=== Written request ===
Please copy every line of the records below word for word, keeping each line as it stands.

------ Source material

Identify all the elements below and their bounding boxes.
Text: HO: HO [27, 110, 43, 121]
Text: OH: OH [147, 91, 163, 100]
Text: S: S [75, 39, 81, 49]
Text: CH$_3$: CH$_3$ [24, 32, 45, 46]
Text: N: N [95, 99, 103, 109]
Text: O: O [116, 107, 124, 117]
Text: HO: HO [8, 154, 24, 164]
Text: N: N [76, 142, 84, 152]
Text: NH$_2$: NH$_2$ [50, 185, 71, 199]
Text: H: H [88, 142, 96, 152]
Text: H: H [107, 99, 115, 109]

------------

=== Exercise response ===
Identify all the elements below and their bounding boxes.
Text: HO: HO [27, 110, 43, 121]
Text: OH: OH [147, 91, 163, 100]
Text: S: S [75, 39, 81, 49]
Text: CH$_3$: CH$_3$ [24, 32, 45, 46]
Text: N: N [95, 99, 103, 109]
Text: O: O [116, 107, 124, 117]
Text: HO: HO [8, 154, 24, 164]
Text: N: N [76, 142, 84, 152]
Text: NH$_2$: NH$_2$ [50, 185, 71, 199]
Text: H: H [88, 142, 96, 152]
Text: H: H [107, 99, 115, 109]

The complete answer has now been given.